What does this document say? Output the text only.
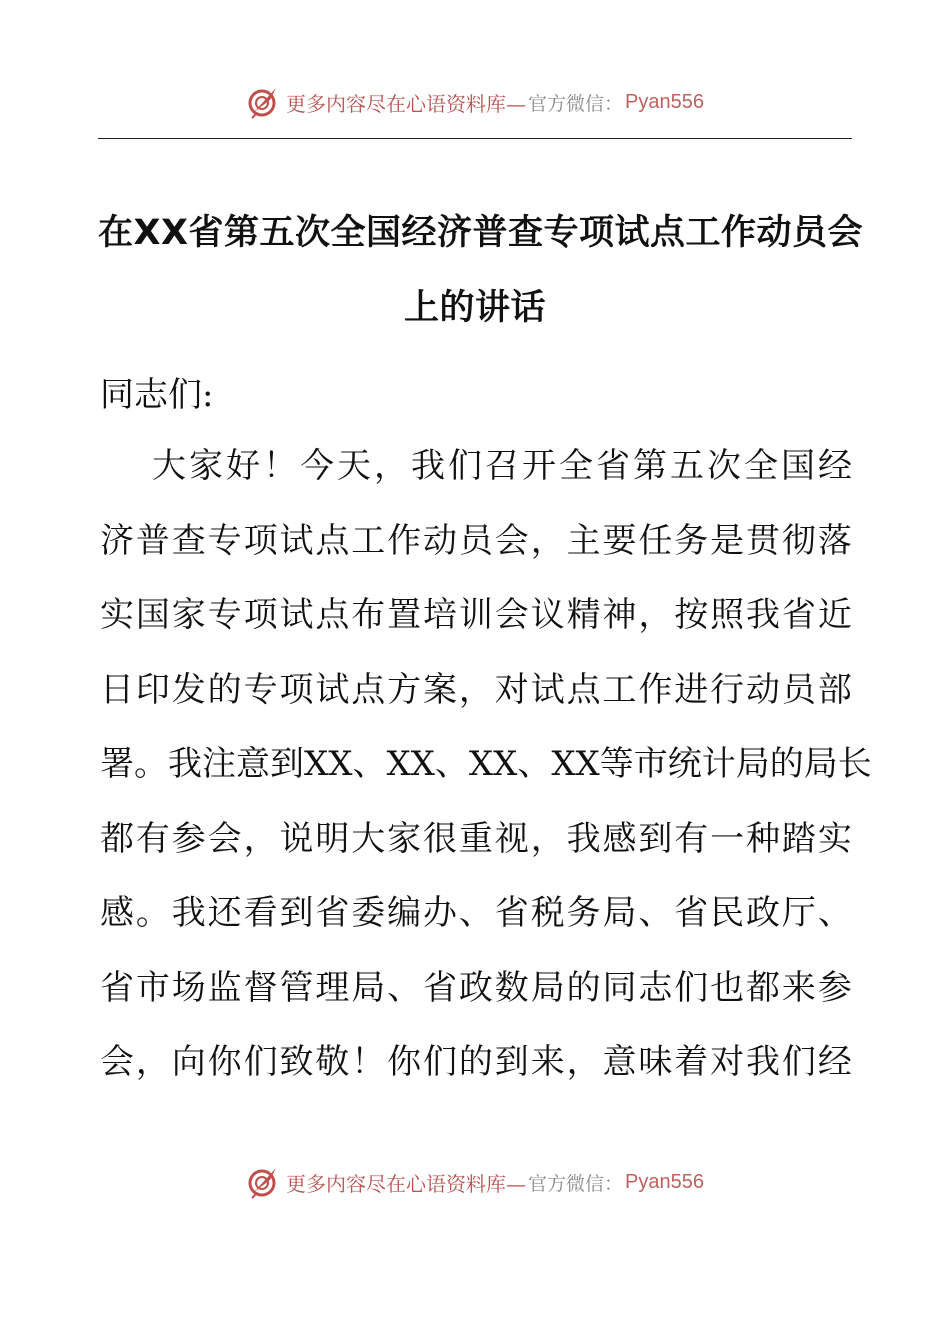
更多内容尽在心语资料库— 官方微信： Pyan556
在XX省第五次全国经济普查专项试点工作动员会
上的讲话
同志们:
大 家 好 ！ 今 天 ， 我 们 召 开 全 省 第 五 次 全 国 经
济 普 查 专 项 试 点 工 作 动 员 会 ， 主 要 任 务 是 贯 彻 落
实 国 家 专 项 试 点 布 置 培 训 会 议 精 神 ， 按 照 我 省 近
日 印 发 的 专 项 试 点 方 案 ， 对 试 点 工 作 进 行 动 员 部
署 。 我 注 意 到 X X 、 X X 、 X X 、 X X 等 市 统 计 局 的 局 长
都 有 参 会 ， 说 明 大 家 很 重 视 ， 我 感 到 有 一 种 踏 实
感 。 我 还 看 到 省 委 编 办 、 省 税 务 局 、 省 民 政 厅 、
省 市 场 监 督 管 理 局 、 省 政 数 局 的 同 志 们 也 都 来 参
会 ， 向 你 们 致 敬 ！ 你 们 的 到 来 ， 意 味 着 对 我 们 经
更多内容尽在心语资料库— 官方微信： Pyan556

☆ ☆ ☆ ☆

TO BE DONE: Leave out the pictures and copy the rest of the material above exactly.

THE RESPONSE:
What does this document say? Output the text only.
更多内容尽在心语资料库— 官方微信： Pyan556
在XX省第五次全国经济普查专项试点工作动员会
上的讲话
同志们:
大 家 好 ！ 今 天 ， 我 们 召 开 全 省 第 五 次 全 国 经
济 普 查 专 项 试 点 工 作 动 员 会 ， 主 要 任 务 是 贯 彻 落
实 国 家 专 项 试 点 布 置 培 训 会 议 精 神 ， 按 照 我 省 近
日 印 发 的 专 项 试 点 方 案 ， 对 试 点 工 作 进 行 动 员 部
署 。 我 注 意 到 X X 、 X X 、 X X 、 X X 等 市 统 计 局 的 局 长
都 有 参 会 ， 说 明 大 家 很 重 视 ， 我 感 到 有 一 种 踏 实
感 。 我 还 看 到 省 委 编 办 、 省 税 务 局 、 省 民 政 厅 、
省 市 场 监 督 管 理 局 、 省 政 数 局 的 同 志 们 也 都 来 参
会 ， 向 你 们 致 敬 ！ 你 们 的 到 来 ， 意 味 着 对 我 们 经
更多内容尽在心语资料库— 官方微信： Pyan556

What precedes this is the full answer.